Figure data in JSON:
+++++

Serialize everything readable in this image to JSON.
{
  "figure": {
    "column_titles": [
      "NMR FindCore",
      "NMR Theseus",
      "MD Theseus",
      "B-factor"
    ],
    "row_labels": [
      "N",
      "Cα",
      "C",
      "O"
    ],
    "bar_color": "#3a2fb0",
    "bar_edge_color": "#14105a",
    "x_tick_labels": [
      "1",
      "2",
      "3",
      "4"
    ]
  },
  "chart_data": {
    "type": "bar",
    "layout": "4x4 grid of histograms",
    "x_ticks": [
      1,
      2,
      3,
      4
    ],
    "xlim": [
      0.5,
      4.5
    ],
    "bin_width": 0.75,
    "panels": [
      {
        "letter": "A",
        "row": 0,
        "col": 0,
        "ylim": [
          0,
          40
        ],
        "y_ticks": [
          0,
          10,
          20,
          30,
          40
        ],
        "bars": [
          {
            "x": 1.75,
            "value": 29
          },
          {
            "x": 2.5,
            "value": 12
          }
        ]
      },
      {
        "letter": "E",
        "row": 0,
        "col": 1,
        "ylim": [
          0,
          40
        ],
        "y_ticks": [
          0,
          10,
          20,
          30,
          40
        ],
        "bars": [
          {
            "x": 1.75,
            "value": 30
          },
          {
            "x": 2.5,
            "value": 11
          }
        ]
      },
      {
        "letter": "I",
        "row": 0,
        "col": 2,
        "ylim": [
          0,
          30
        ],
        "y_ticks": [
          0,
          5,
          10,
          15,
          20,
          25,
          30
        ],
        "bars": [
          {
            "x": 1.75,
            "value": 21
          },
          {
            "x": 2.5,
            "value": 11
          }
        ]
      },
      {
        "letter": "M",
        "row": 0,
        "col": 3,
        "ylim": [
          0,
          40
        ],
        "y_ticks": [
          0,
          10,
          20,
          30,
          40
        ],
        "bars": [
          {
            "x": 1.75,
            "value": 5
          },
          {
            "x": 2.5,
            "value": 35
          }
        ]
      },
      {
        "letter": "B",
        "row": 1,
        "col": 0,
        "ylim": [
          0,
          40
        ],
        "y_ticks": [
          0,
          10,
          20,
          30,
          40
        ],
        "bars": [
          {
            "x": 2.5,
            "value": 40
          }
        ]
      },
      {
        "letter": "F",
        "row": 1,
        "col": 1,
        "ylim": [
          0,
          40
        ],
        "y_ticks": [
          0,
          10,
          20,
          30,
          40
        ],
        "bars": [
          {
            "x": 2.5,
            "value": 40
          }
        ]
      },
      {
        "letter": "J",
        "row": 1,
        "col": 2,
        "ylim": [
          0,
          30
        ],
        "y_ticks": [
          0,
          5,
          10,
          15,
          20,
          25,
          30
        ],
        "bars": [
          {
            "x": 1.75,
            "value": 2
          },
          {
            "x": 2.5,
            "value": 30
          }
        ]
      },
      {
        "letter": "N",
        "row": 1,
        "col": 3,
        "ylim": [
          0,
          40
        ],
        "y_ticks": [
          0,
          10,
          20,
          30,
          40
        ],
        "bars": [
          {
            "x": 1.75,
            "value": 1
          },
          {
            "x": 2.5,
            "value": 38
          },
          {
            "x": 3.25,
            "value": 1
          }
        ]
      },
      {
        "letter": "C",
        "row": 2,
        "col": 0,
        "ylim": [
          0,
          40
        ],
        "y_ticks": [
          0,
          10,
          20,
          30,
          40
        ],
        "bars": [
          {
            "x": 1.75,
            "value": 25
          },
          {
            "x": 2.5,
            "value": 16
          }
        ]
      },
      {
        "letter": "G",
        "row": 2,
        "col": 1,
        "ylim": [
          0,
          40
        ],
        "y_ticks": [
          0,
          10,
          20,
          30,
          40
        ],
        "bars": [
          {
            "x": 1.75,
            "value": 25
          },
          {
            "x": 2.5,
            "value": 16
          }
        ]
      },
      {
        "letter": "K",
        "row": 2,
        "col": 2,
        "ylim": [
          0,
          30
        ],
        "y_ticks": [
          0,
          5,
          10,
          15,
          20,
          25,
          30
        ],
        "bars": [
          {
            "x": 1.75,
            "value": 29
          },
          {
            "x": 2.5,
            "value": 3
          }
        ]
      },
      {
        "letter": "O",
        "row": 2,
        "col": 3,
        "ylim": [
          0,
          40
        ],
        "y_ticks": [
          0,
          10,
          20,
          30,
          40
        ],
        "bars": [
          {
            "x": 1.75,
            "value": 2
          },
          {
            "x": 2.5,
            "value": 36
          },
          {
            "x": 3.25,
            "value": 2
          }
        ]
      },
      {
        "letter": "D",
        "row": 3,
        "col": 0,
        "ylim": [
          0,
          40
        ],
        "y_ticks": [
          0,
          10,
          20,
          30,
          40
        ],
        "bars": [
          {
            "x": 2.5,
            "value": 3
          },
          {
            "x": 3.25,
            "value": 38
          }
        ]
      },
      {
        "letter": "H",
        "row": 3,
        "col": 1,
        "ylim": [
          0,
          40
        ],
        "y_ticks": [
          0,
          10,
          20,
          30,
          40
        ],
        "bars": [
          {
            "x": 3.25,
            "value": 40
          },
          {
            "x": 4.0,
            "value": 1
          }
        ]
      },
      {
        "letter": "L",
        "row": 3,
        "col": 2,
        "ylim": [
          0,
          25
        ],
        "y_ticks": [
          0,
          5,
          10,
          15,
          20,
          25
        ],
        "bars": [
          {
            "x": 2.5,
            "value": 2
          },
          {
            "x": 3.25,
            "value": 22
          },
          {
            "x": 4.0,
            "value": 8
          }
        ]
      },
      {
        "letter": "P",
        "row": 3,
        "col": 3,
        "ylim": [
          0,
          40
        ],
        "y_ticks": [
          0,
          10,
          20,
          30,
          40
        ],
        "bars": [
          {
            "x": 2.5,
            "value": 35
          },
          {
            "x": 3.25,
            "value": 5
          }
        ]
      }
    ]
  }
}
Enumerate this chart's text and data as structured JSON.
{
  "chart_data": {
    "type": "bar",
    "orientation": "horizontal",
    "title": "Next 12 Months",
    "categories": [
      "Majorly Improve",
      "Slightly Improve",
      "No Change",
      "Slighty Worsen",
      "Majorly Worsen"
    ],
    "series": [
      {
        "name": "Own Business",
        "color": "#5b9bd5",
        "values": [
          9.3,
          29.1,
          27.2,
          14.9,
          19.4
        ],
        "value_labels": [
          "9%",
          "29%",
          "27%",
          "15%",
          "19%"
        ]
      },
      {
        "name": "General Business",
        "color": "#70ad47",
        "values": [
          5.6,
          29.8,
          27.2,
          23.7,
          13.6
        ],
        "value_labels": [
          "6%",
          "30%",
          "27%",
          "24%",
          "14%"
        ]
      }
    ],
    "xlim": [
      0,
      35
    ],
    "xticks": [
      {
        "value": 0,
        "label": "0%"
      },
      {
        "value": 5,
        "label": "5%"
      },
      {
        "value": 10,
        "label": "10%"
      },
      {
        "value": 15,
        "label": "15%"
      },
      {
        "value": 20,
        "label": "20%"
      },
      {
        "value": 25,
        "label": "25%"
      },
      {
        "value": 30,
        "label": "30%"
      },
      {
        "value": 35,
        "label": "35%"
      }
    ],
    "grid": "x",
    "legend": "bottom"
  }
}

+++++

THE REQUEST:
Give the number of lines above that hold the word "Business", and nothing more.

WRITTEN RESPONSE:
2